What you are asked to do: Report, word for word, every line of the material that contains "style".

(Figure contents as structured data)
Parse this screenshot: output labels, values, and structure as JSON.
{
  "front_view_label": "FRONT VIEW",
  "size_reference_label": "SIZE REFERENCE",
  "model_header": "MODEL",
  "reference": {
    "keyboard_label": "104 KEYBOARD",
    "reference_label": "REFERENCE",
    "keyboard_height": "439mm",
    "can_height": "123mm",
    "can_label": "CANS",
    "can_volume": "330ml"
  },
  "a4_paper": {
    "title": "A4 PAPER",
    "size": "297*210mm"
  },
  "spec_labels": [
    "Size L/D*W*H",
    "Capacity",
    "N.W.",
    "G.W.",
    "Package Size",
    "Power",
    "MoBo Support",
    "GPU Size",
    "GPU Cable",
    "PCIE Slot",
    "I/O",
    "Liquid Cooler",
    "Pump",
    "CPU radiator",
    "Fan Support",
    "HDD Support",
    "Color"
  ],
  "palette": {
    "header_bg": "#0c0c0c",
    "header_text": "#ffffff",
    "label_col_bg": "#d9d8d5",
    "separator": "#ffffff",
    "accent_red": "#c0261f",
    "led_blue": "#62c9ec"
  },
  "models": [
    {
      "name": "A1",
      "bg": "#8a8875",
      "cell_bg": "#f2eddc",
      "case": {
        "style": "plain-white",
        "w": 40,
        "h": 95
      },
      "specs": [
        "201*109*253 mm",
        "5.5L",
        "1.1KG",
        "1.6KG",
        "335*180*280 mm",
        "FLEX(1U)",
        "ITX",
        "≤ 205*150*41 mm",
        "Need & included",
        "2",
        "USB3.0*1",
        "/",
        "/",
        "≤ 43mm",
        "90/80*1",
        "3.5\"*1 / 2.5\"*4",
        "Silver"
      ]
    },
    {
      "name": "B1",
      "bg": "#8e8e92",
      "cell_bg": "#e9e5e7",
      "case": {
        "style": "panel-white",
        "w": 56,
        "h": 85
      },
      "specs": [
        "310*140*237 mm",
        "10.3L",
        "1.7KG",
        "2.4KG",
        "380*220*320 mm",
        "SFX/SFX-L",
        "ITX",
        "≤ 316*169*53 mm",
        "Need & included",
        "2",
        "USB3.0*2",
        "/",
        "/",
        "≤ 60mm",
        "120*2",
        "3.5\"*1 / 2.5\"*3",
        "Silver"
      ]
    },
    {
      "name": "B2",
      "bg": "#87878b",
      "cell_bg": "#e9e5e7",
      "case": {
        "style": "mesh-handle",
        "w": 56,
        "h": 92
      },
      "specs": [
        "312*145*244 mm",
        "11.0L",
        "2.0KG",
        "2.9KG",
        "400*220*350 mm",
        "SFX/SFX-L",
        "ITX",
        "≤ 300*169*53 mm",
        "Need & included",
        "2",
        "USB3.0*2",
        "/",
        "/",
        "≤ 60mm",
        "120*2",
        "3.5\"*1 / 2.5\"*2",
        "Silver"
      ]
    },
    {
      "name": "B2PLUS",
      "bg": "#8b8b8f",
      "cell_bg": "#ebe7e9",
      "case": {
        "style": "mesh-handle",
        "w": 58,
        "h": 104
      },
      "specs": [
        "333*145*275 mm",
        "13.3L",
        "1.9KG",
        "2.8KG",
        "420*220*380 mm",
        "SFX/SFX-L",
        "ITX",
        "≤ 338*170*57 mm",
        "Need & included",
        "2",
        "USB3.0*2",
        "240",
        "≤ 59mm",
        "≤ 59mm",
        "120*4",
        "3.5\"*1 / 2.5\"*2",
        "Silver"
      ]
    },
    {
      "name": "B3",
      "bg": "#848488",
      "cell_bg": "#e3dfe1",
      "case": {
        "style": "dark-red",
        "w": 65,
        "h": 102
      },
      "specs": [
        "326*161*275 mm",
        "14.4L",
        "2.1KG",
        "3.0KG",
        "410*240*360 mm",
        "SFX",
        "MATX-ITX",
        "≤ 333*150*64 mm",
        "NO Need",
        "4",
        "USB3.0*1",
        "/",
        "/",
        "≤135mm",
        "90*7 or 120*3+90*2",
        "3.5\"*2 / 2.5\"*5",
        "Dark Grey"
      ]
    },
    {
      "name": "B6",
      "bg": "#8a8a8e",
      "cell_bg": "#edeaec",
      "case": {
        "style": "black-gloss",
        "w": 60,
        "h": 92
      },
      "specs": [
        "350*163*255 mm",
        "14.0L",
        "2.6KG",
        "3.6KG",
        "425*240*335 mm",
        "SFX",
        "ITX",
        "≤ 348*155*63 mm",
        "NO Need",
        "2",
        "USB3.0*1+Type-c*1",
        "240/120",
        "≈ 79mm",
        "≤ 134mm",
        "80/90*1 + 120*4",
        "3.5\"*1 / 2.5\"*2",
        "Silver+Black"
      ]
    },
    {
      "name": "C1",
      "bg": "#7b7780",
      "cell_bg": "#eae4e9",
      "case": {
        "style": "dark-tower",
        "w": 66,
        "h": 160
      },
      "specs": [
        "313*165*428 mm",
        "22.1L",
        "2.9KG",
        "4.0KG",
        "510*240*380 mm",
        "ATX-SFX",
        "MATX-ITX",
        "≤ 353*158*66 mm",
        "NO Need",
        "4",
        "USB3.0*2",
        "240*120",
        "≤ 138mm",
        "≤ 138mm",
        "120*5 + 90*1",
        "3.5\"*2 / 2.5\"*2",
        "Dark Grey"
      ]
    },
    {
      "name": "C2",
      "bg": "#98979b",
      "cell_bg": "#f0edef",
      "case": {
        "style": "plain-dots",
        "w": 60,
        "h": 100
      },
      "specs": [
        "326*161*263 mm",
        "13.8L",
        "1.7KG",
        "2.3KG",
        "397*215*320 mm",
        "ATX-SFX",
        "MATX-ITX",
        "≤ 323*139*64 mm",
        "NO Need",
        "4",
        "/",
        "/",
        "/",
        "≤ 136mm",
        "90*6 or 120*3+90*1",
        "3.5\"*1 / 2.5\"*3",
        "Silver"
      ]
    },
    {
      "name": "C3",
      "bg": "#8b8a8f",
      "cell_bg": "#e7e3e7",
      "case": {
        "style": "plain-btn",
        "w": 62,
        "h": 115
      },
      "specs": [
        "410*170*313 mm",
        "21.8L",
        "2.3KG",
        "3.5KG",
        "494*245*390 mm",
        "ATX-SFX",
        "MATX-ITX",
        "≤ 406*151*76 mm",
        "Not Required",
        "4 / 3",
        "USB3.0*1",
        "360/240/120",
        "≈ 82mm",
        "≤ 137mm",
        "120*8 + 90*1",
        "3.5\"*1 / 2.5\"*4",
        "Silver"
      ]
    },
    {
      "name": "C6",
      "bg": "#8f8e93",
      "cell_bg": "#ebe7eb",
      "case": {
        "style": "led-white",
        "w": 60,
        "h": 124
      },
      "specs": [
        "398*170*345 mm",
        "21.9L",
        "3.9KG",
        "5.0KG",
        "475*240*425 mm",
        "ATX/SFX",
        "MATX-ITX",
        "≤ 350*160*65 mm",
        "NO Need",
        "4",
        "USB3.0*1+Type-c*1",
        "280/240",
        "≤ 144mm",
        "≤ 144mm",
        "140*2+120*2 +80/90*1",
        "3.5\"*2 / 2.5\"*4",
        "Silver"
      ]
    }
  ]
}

Result below:
        "style": "plain-white",
        "style": "panel-white",
        "style": "mesh-handle",
        "style": "mesh-handle",
        "style": "dark-red",
        "style": "black-gloss",
        "style": "dark-tower",
        "style": "plain-dots",
        "style": "plain-btn",
        "style": "led-white",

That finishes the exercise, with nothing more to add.